» **Instructions to follow**
In the listing below, pick out lines with "this".

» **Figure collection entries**

--- BEGIN ---

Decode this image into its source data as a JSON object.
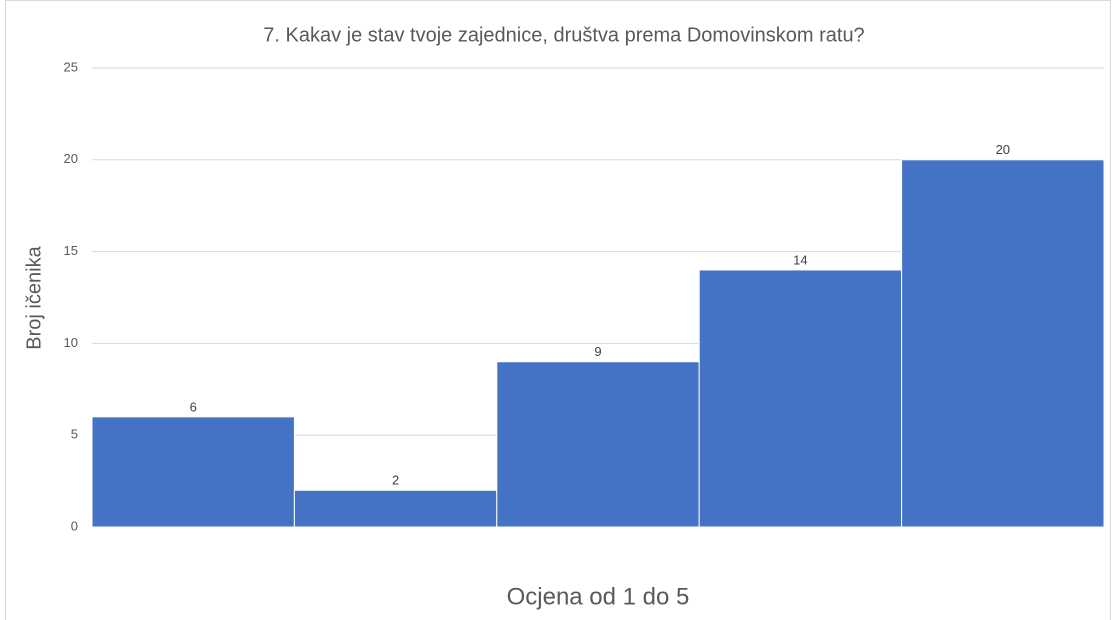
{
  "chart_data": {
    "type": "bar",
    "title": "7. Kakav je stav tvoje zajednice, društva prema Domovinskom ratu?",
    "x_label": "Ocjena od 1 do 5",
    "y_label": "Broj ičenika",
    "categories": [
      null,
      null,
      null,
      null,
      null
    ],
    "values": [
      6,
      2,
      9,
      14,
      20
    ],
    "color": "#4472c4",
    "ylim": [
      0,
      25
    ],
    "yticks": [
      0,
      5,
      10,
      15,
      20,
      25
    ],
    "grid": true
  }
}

--- END ---
--- BEGIN ---

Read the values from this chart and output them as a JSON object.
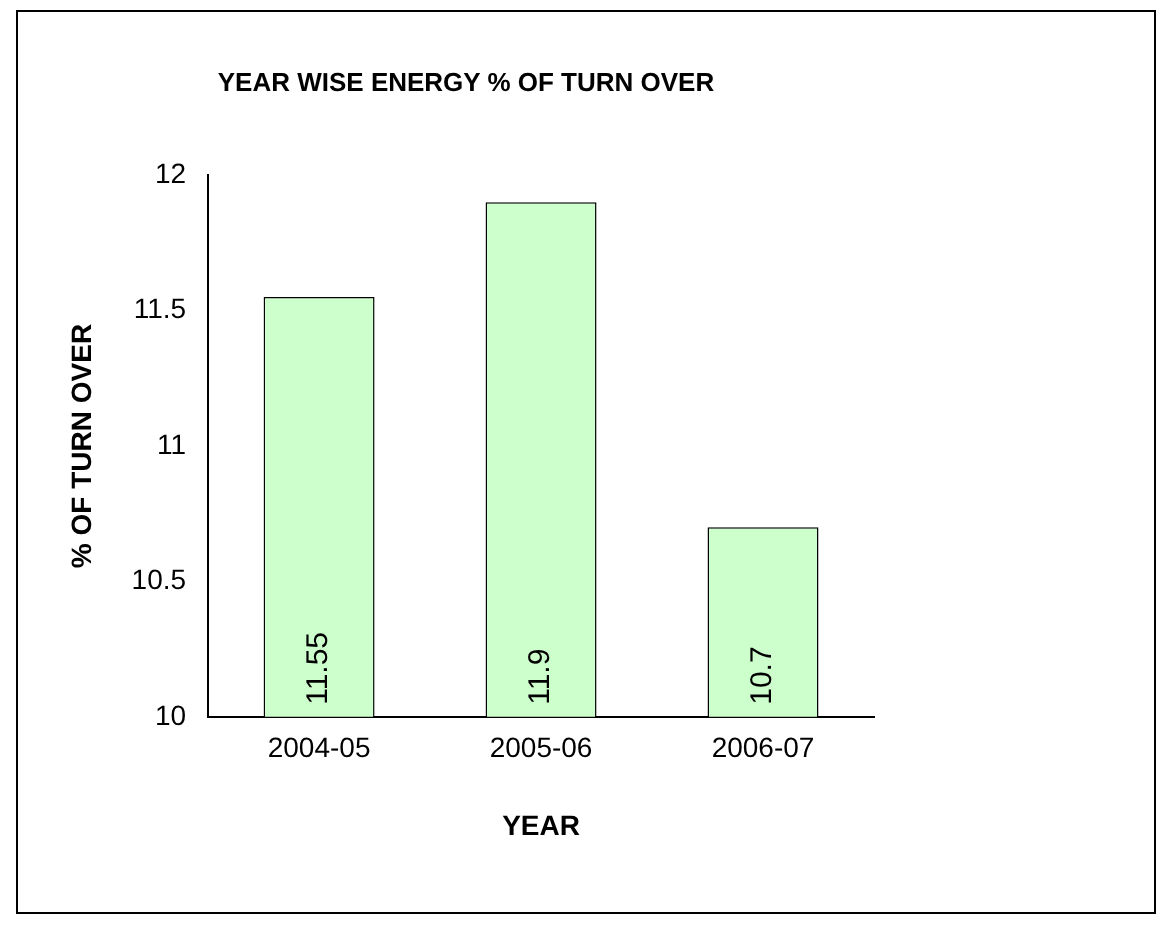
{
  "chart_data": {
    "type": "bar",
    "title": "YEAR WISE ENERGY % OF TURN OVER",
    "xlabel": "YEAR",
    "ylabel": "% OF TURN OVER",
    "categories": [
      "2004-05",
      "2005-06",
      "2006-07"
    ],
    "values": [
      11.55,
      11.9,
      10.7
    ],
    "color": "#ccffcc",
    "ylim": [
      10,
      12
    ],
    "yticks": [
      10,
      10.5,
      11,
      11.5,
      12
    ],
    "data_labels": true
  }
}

--- END ---

» **Solution to the exercise**
Decode this image into its source data as a JSON object.
Read the values from this chart and output them as a JSON object.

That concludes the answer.